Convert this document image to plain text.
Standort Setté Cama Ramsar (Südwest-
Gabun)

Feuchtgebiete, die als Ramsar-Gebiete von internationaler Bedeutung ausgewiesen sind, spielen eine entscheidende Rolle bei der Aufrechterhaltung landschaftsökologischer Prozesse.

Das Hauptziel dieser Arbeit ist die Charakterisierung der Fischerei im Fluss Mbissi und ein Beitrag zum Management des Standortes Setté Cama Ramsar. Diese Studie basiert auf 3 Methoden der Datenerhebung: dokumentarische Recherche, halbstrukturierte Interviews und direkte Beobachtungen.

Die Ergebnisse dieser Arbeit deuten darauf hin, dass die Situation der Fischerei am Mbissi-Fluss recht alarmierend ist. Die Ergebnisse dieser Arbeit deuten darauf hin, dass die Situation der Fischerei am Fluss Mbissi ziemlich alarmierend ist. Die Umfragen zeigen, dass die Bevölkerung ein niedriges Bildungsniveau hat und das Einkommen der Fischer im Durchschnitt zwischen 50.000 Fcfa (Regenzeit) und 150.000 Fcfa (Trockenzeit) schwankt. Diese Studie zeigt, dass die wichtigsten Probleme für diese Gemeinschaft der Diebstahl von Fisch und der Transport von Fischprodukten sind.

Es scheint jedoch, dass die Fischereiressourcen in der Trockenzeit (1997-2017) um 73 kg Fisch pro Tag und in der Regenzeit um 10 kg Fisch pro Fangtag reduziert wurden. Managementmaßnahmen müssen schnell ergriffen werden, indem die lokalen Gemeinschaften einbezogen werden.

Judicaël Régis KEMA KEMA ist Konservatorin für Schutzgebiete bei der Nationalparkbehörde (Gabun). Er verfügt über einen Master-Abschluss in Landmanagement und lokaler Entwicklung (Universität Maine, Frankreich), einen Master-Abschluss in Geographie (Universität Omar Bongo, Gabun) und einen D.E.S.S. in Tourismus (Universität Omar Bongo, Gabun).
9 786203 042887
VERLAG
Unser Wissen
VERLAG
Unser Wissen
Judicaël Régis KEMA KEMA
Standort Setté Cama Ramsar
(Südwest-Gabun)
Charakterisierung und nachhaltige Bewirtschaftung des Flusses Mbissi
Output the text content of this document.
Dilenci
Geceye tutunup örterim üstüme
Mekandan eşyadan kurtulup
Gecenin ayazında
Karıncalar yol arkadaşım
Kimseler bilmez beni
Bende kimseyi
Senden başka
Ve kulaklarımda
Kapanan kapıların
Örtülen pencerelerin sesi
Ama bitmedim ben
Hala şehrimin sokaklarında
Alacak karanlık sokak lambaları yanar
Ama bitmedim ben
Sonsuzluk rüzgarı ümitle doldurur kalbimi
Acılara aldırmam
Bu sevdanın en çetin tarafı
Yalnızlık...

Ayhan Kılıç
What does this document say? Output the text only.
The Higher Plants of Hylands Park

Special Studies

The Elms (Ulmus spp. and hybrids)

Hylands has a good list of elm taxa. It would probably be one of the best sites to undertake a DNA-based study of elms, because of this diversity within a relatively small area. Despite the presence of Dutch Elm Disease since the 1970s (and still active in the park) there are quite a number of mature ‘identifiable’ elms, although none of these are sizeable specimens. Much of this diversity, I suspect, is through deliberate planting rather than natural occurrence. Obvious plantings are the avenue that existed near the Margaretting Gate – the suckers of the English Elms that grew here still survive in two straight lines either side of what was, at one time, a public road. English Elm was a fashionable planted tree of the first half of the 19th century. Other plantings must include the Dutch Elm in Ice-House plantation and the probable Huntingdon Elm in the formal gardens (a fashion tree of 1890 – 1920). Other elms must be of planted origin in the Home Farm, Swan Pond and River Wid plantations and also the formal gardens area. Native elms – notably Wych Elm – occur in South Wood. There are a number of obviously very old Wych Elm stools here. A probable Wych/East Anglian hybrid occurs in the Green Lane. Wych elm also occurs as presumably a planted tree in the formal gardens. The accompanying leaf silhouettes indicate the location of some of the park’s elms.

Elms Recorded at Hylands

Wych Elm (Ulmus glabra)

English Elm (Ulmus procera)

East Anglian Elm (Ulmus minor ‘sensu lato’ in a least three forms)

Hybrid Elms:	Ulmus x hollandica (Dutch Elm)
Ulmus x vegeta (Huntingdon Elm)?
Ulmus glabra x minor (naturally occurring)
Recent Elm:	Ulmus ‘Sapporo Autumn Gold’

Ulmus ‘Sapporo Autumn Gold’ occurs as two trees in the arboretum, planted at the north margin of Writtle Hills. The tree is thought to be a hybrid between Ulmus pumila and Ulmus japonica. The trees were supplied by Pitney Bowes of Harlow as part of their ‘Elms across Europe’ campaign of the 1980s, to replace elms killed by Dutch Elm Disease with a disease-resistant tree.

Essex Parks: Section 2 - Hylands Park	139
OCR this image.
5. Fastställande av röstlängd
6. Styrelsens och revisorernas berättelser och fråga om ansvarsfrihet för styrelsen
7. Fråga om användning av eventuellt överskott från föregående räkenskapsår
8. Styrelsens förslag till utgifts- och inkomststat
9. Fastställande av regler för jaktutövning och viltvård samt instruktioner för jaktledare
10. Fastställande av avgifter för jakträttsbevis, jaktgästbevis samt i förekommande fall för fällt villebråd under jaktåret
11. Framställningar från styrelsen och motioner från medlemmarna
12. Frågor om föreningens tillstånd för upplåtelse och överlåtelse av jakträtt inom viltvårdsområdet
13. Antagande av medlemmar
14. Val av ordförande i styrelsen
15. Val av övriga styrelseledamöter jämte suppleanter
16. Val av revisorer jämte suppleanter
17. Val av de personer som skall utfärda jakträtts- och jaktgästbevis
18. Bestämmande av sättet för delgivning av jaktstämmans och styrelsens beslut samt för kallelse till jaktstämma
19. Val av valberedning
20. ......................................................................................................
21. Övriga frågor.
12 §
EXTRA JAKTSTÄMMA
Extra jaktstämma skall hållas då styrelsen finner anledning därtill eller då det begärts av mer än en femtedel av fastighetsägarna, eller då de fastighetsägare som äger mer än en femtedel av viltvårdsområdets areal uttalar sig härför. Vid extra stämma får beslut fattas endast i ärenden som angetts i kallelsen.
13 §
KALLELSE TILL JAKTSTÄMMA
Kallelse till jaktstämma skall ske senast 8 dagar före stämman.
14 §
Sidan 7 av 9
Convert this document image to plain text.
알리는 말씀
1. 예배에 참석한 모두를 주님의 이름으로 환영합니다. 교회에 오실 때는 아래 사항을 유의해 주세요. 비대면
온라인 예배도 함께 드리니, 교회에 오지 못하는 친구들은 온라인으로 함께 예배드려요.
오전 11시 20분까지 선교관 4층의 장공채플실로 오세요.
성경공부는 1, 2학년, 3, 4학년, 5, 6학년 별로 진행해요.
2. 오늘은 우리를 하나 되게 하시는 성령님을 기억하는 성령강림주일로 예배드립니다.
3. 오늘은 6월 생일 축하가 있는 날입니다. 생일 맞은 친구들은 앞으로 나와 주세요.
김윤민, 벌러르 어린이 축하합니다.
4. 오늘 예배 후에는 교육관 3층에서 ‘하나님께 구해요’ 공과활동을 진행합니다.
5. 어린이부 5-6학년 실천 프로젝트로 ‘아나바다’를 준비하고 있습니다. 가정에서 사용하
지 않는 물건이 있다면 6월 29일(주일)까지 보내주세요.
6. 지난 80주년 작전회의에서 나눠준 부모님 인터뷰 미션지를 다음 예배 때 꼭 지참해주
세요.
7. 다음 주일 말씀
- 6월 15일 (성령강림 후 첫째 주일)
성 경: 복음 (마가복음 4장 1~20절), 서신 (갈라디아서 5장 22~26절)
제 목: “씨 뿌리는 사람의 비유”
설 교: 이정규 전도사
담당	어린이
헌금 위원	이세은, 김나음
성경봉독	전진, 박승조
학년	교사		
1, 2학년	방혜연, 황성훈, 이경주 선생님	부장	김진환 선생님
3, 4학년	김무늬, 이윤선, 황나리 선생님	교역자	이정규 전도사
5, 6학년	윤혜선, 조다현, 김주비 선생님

■ ■ ■ ■

GIVEN REQUEST: In the material above, show every line where the word "minor" turns up.

WORKED ANSWER:
East Anglian Elm (Ulmus minor ‘sensu lato’ in a least three forms)
Ulmus glabra x minor (naturally occurring)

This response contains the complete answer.